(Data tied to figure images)
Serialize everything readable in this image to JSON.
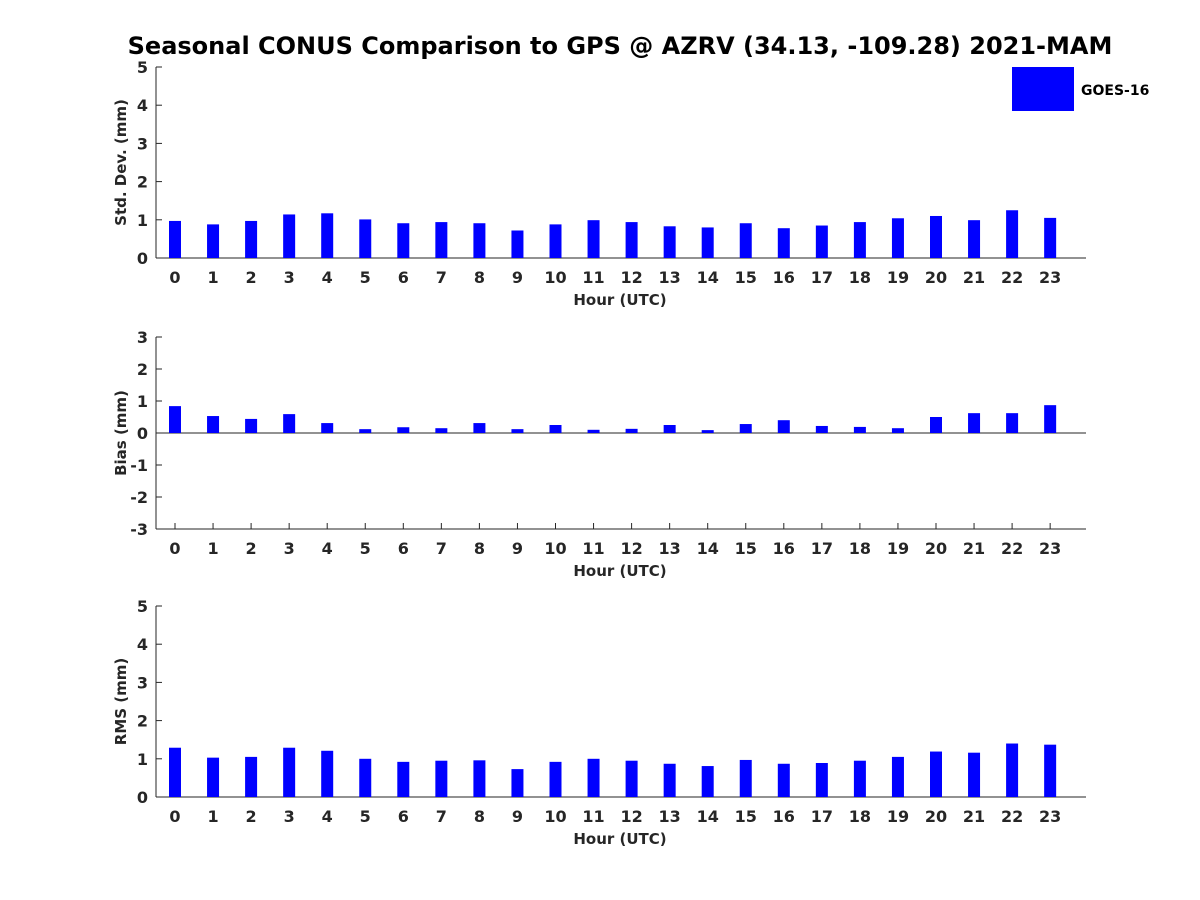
{
  "title": "Seasonal CONUS Comparison to GPS @ AZRV (34.13, -109.28) 2021-MAM",
  "legend": {
    "label": "GOES-16",
    "color": "#0000ff",
    "placement": "top-right"
  },
  "chart_data": [
    {
      "type": "bar",
      "id": "std",
      "xlabel": "Hour (UTC)",
      "ylabel": "Std. Dev. (mm)",
      "ylim": [
        0,
        5
      ],
      "yticks": [
        "0",
        "1",
        "2",
        "3",
        "4",
        "5"
      ],
      "categories": [
        "0",
        "1",
        "2",
        "3",
        "4",
        "5",
        "6",
        "7",
        "8",
        "9",
        "10",
        "11",
        "12",
        "13",
        "14",
        "15",
        "16",
        "17",
        "18",
        "19",
        "20",
        "21",
        "22",
        "23"
      ],
      "series": [
        {
          "name": "GOES-16",
          "values": [
            0.97,
            0.88,
            0.97,
            1.14,
            1.17,
            1.01,
            0.91,
            0.94,
            0.91,
            0.72,
            0.88,
            0.99,
            0.94,
            0.83,
            0.8,
            0.91,
            0.78,
            0.85,
            0.94,
            1.04,
            1.1,
            0.99,
            1.25,
            1.05
          ]
        }
      ]
    },
    {
      "type": "bar",
      "id": "bias",
      "xlabel": "Hour (UTC)",
      "ylabel": "Bias (mm)",
      "ylim": [
        -3,
        3
      ],
      "yticks": [
        "-3",
        "-2",
        "-1",
        "0",
        "1",
        "2",
        "3"
      ],
      "categories": [
        "0",
        "1",
        "2",
        "3",
        "4",
        "5",
        "6",
        "7",
        "8",
        "9",
        "10",
        "11",
        "12",
        "13",
        "14",
        "15",
        "16",
        "17",
        "18",
        "19",
        "20",
        "21",
        "22",
        "23"
      ],
      "series": [
        {
          "name": "GOES-16",
          "values": [
            0.84,
            0.53,
            0.44,
            0.59,
            0.31,
            0.12,
            0.18,
            0.15,
            0.31,
            0.12,
            0.25,
            0.1,
            0.13,
            0.25,
            0.09,
            0.28,
            0.4,
            0.22,
            0.19,
            0.15,
            0.5,
            0.62,
            0.62,
            0.87
          ]
        }
      ]
    },
    {
      "type": "bar",
      "id": "rms",
      "xlabel": "Hour (UTC)",
      "ylabel": "RMS (mm)",
      "ylim": [
        0,
        5
      ],
      "yticks": [
        "0",
        "1",
        "2",
        "3",
        "4",
        "5"
      ],
      "categories": [
        "0",
        "1",
        "2",
        "3",
        "4",
        "5",
        "6",
        "7",
        "8",
        "9",
        "10",
        "11",
        "12",
        "13",
        "14",
        "15",
        "16",
        "17",
        "18",
        "19",
        "20",
        "21",
        "22",
        "23"
      ],
      "series": [
        {
          "name": "GOES-16",
          "values": [
            1.29,
            1.03,
            1.05,
            1.29,
            1.21,
            1.0,
            0.92,
            0.95,
            0.96,
            0.73,
            0.92,
            1.0,
            0.95,
            0.87,
            0.81,
            0.97,
            0.87,
            0.89,
            0.95,
            1.05,
            1.19,
            1.16,
            1.4,
            1.37
          ]
        }
      ]
    }
  ]
}
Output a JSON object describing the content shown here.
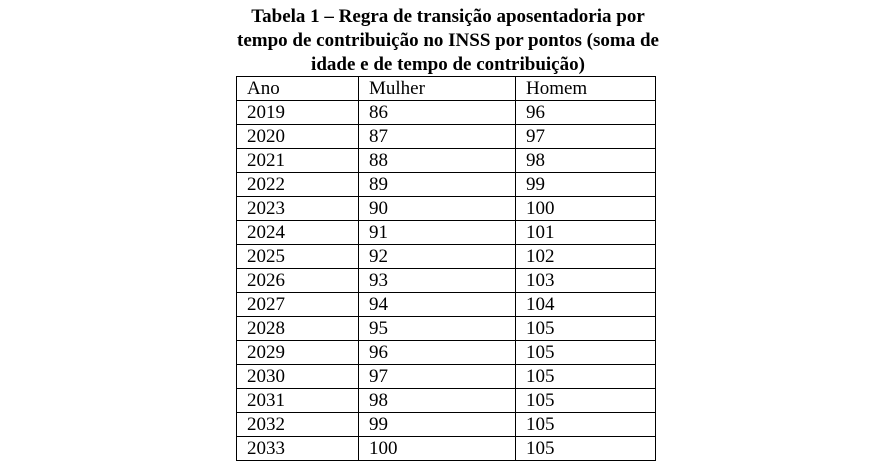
{
  "caption": {
    "lines": [
      "Tabela 1 – Regra de transição aposentadoria por",
      "tempo de contribuição no INSS por pontos (soma de",
      "idade e de tempo de contribuição)"
    ]
  },
  "table": {
    "headers": [
      "Ano",
      "Mulher",
      "Homem"
    ],
    "rows": [
      [
        "2019",
        "86",
        "96"
      ],
      [
        "2020",
        "87",
        "97"
      ],
      [
        "2021",
        "88",
        "98"
      ],
      [
        "2022",
        "89",
        "99"
      ],
      [
        "2023",
        "90",
        "100"
      ],
      [
        "2024",
        "91",
        "101"
      ],
      [
        "2025",
        "92",
        "102"
      ],
      [
        "2026",
        "93",
        "103"
      ],
      [
        "2027",
        "94",
        "104"
      ],
      [
        "2028",
        "95",
        "105"
      ],
      [
        "2029",
        "96",
        "105"
      ],
      [
        "2030",
        "97",
        "105"
      ],
      [
        "2031",
        "98",
        "105"
      ],
      [
        "2032",
        "99",
        "105"
      ],
      [
        "2033",
        "100",
        "105"
      ]
    ]
  }
}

▶ **Exercise brief**
Copy everything in the records above except the pictures, exactly as written.

▶ **Response to this task**
Serialize everything readable in this image to JSON.
{
  "title": "Seasonal CONUS Comparison to GPS @ AZRV (34.13, -109.28) 2021-MAM",
  "legend": {
    "label": "GOES-16",
    "color": "#0000ff",
    "placement": "top-right"
  },
  "chart_data": [
    {
      "type": "bar",
      "id": "std",
      "xlabel": "Hour (UTC)",
      "ylabel": "Std. Dev. (mm)",
      "ylim": [
        0,
        5
      ],
      "yticks": [
        "0",
        "1",
        "2",
        "3",
        "4",
        "5"
      ],
      "categories": [
        "0",
        "1",
        "2",
        "3",
        "4",
        "5",
        "6",
        "7",
        "8",
        "9",
        "10",
        "11",
        "12",
        "13",
        "14",
        "15",
        "16",
        "17",
        "18",
        "19",
        "20",
        "21",
        "22",
        "23"
      ],
      "series": [
        {
          "name": "GOES-16",
          "values": [
            0.97,
            0.88,
            0.97,
            1.14,
            1.17,
            1.01,
            0.91,
            0.94,
            0.91,
            0.72,
            0.88,
            0.99,
            0.94,
            0.83,
            0.8,
            0.91,
            0.78,
            0.85,
            0.94,
            1.04,
            1.1,
            0.99,
            1.25,
            1.05
          ]
        }
      ]
    },
    {
      "type": "bar",
      "id": "bias",
      "xlabel": "Hour (UTC)",
      "ylabel": "Bias (mm)",
      "ylim": [
        -3,
        3
      ],
      "yticks": [
        "-3",
        "-2",
        "-1",
        "0",
        "1",
        "2",
        "3"
      ],
      "categories": [
        "0",
        "1",
        "2",
        "3",
        "4",
        "5",
        "6",
        "7",
        "8",
        "9",
        "10",
        "11",
        "12",
        "13",
        "14",
        "15",
        "16",
        "17",
        "18",
        "19",
        "20",
        "21",
        "22",
        "23"
      ],
      "series": [
        {
          "name": "GOES-16",
          "values": [
            0.84,
            0.53,
            0.44,
            0.59,
            0.31,
            0.12,
            0.18,
            0.15,
            0.31,
            0.12,
            0.25,
            0.1,
            0.13,
            0.25,
            0.09,
            0.28,
            0.4,
            0.22,
            0.19,
            0.15,
            0.5,
            0.62,
            0.62,
            0.87
          ]
        }
      ]
    },
    {
      "type": "bar",
      "id": "rms",
      "xlabel": "Hour (UTC)",
      "ylabel": "RMS (mm)",
      "ylim": [
        0,
        5
      ],
      "yticks": [
        "0",
        "1",
        "2",
        "3",
        "4",
        "5"
      ],
      "categories": [
        "0",
        "1",
        "2",
        "3",
        "4",
        "5",
        "6",
        "7",
        "8",
        "9",
        "10",
        "11",
        "12",
        "13",
        "14",
        "15",
        "16",
        "17",
        "18",
        "19",
        "20",
        "21",
        "22",
        "23"
      ],
      "series": [
        {
          "name": "GOES-16",
          "values": [
            1.29,
            1.03,
            1.05,
            1.29,
            1.21,
            1.0,
            0.92,
            0.95,
            0.96,
            0.73,
            0.92,
            1.0,
            0.95,
            0.87,
            0.81,
            0.97,
            0.87,
            0.89,
            0.95,
            1.05,
            1.19,
            1.16,
            1.4,
            1.37
          ]
        }
      ]
    }
  ]
}
Output a JSON object describing the content shown here.
{
  "caption": {
    "lines": [
      "Tabela 1 – Regra de transição aposentadoria por",
      "tempo de contribuição no INSS por pontos (soma de",
      "idade e de tempo de contribuição)"
    ]
  },
  "table": {
    "headers": [
      "Ano",
      "Mulher",
      "Homem"
    ],
    "rows": [
      [
        "2019",
        "86",
        "96"
      ],
      [
        "2020",
        "87",
        "97"
      ],
      [
        "2021",
        "88",
        "98"
      ],
      [
        "2022",
        "89",
        "99"
      ],
      [
        "2023",
        "90",
        "100"
      ],
      [
        "2024",
        "91",
        "101"
      ],
      [
        "2025",
        "92",
        "102"
      ],
      [
        "2026",
        "93",
        "103"
      ],
      [
        "2027",
        "94",
        "104"
      ],
      [
        "2028",
        "95",
        "105"
      ],
      [
        "2029",
        "96",
        "105"
      ],
      [
        "2030",
        "97",
        "105"
      ],
      [
        "2031",
        "98",
        "105"
      ],
      [
        "2032",
        "99",
        "105"
      ],
      [
        "2033",
        "100",
        "105"
      ]
    ]
  }
}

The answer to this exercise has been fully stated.